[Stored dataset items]
※

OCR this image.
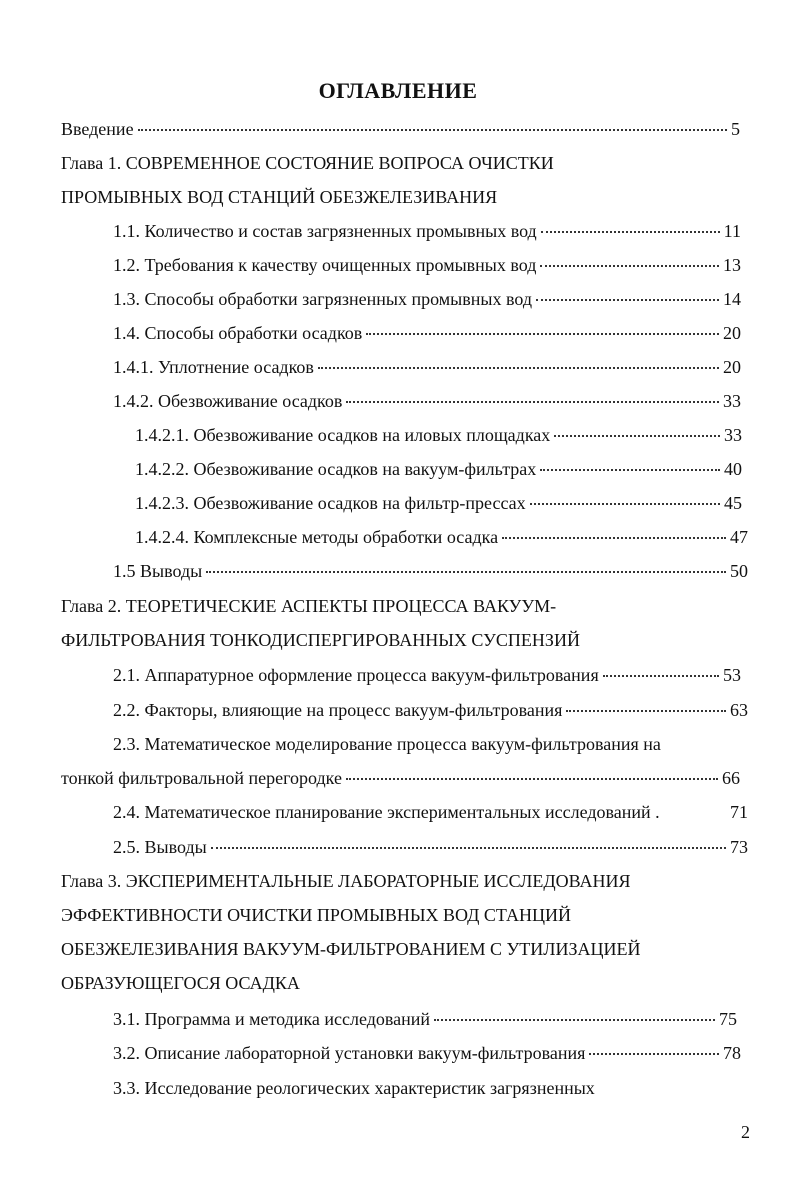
ОГЛАВЛЕНИЕ
Введение	5
Глава 1. СОВРЕМЕННОЕ СОСТОЯНИЕ ВОПРОСА ОЧИСТКИ
ПРОМЫВНЫХ ВОД СТАНЦИЙ ОБЕЗЖЕЛЕЗИВАНИЯ
1.1. Количество и состав загрязненных промывных вод	11
1.2. Требования к качеству очищенных промывных вод	13
1.3. Способы обработки загрязненных промывных вод	14
1.4. Способы обработки осадков	20
1.4.1. Уплотнение осадков	20
1.4.2. Обезвоживание осадков	33
1.4.2.1. Обезвоживание осадков на иловых площадках	33
1.4.2.2. Обезвоживание осадков на вакуум-фильтрах	40
1.4.2.3. Обезвоживание осадков на фильтр-прессах	45
1.4.2.4. Комплексные методы обработки осадка	47
1.5 Выводы	50
Глава 2. ТЕОРЕТИЧЕСКИЕ АСПЕКТЫ ПРОЦЕССА ВАКУУМ-
ФИЛЬТРОВАНИЯ ТОНКОДИСПЕРГИРОВАННЫХ СУСПЕНЗИЙ
2.1. Аппаратурное оформление процесса вакуум-фильтрования	53
2.2. Факторы, влияющие на процесс вакуум-фильтрования	63
2.3. Математическое моделирование процесса вакуум-фильтрования на
тонкой фильтровальной перегородке	66
2.4. Математическое планирование экспериментальных исследований .	71
2.5. Выводы	73
Глава 3. ЭКСПЕРИМЕНТАЛЬНЫЕ ЛАБОРАТОРНЫЕ ИССЛЕДОВАНИЯ
ЭФФЕКТИВНОСТИ ОЧИСТКИ ПРОМЫВНЫХ ВОД СТАНЦИЙ
ОБЕЗЖЕЛЕЗИВАНИЯ ВАКУУМ-ФИЛЬТРОВАНИЕМ С УТИЛИЗАЦИЕЙ
ОБРАЗУЮЩЕГОСЯ ОСАДКА
3.1. Программа и методика исследований	75
3.2. Описание лабораторной установки вакуум-фильтрования	78
3.3. Исследование реологических характеристик загрязненных
2
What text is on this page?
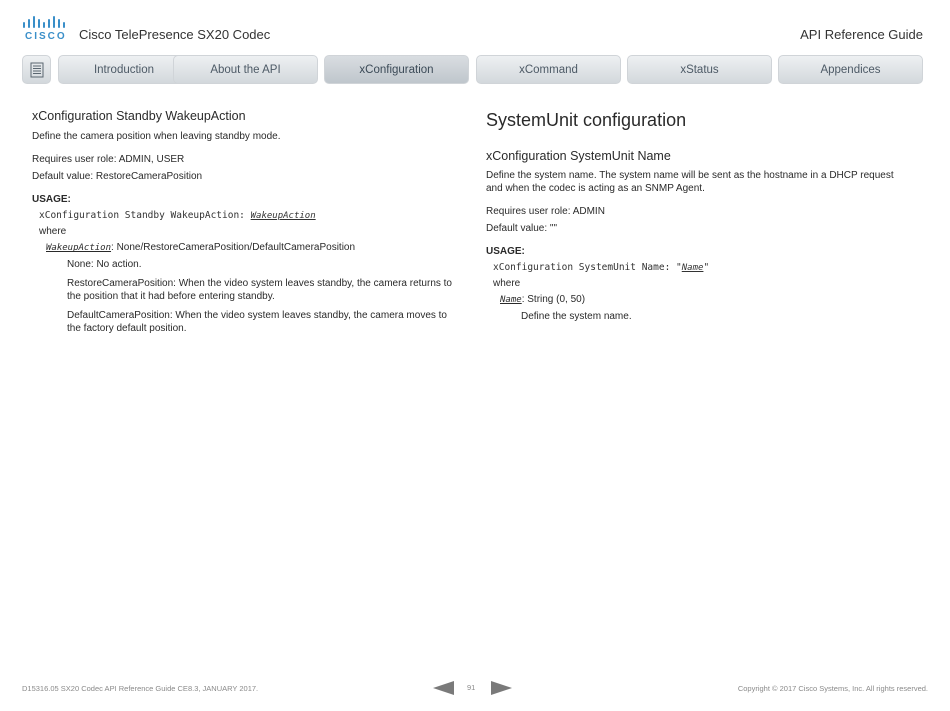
CISCO Cisco TelePresence SX20 Codec	API Reference Guide
Introduction	About the API	xConfiguration	xCommand	xStatus	Appendices
xConfiguration Standby WakeupAction

Define the camera position when leaving standby mode.

Requires user role: ADMIN, USER

Default value: RestoreCameraPosition

USAGE:

xConfiguration Standby WakeupAction: WakeupAction

where

WakeupAction: None/RestoreCameraPosition/DefaultCameraPosition

None: No action.

RestoreCameraPosition: When the video system leaves standby, the camera returns to the position that it had before entering standby.

DefaultCameraPosition: When the video system leaves standby, the camera moves to the factory default position.

SystemUnit configuration
xConfiguration SystemUnit Name

Define the system name. The system name will be sent as the hostname in a DHCP request and when the codec is acting as an SNMP Agent.

Requires user role: ADMIN

Default value: ""

USAGE:

xConfiguration SystemUnit Name: "Name"

where

Name: String (0, 50)

Define the system name.

D15316.05 SX20 Codec API Reference Guide CE8.3, JANUARY 2017.	91	Copyright © 2017 Cisco Systems, Inc. All rights reserved.
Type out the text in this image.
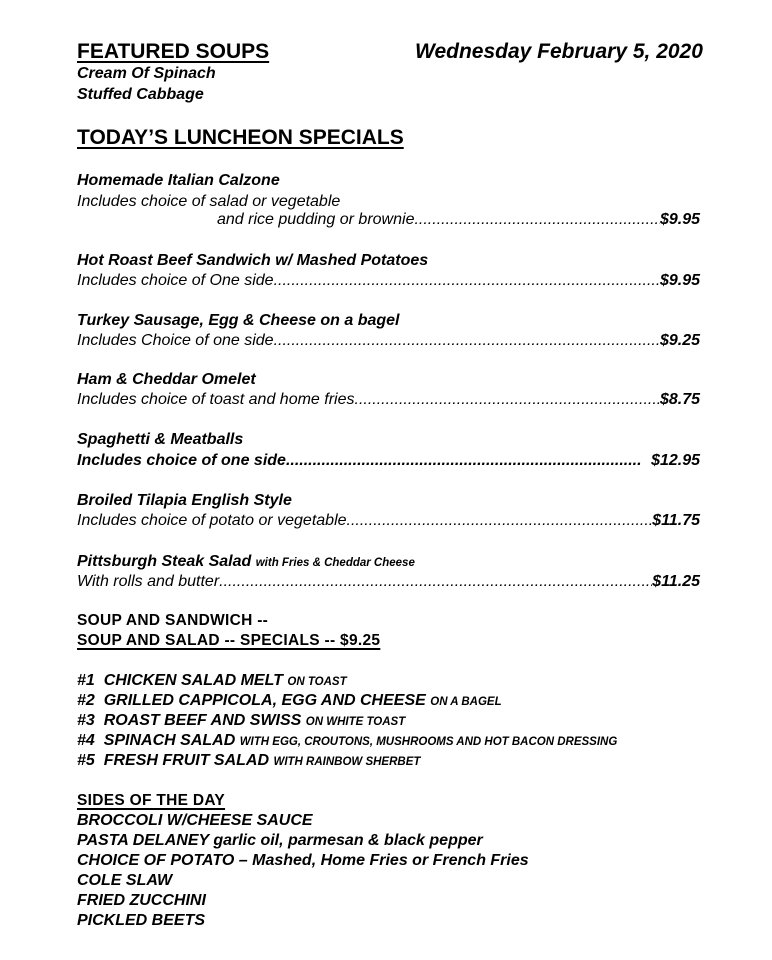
FEATURED SOUPS	Wednesday February 5, 2020
Cream Of Spinach
Stuffed Cabbage
TODAY’S LUNCHEON SPECIALS
Homemade Italian Calzone
Includes choice of salad or vegetable
and rice pudding or brownie .....	$9.95
Hot Roast Beef Sandwich w/ Mashed Potatoes
Includes choice of One side .....	$9.95
Turkey Sausage, Egg & Cheese on a bagel
Includes Choice of one side .....	$9.25
Ham & Cheddar Omelet
Includes choice of toast and home fries .....	$8.75
Spaghetti & Meatballs
Includes choice of one side .....	$12.95
Broiled Tilapia English Style
Includes choice of potato or vegetable .....	$11.75
Pittsburgh Steak Salad with Fries & Cheddar Cheese
With rolls and butter .....	$11.25
SOUP AND SANDWICH --
SOUP AND SALAD -- SPECIALS -- $9.25
#1 CHICKEN SALAD MELT ON TOAST
#2 GRILLED CAPPICOLA, EGG AND CHEESE ON A BAGEL
#3 ROAST BEEF AND SWISS ON WHITE TOAST
#4 SPINACH SALAD WITH EGG, CROUTONS, MUSHROOMS AND HOT BACON DRESSING
#5 FRESH FRUIT SALAD WITH RAINBOW SHERBET
SIDES OF THE DAY
BROCCOLI W/CHEESE SAUCE
PASTA DELANEY garlic oil, parmesan & black pepper
CHOICE OF POTATO – Mashed, Home Fries or French Fries
COLE SLAW
FRIED ZUCCHINI
PICKLED BEETS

※

What this task involves - Select every line where the word "Глава" occurs.

Solution -
Глава 1. СОВРЕМЕННОЕ СОСТОЯНИЕ ВОПРОСА ОЧИСТКИ
Глава 2. ТЕОРЕТИЧЕСКИЕ АСПЕКТЫ ПРОЦЕССА ВАКУУМ-
Глава 3. ЭКСПЕРИМЕНТАЛЬНЫЕ ЛАБОРАТОРНЫЕ ИССЛЕДОВАНИЯ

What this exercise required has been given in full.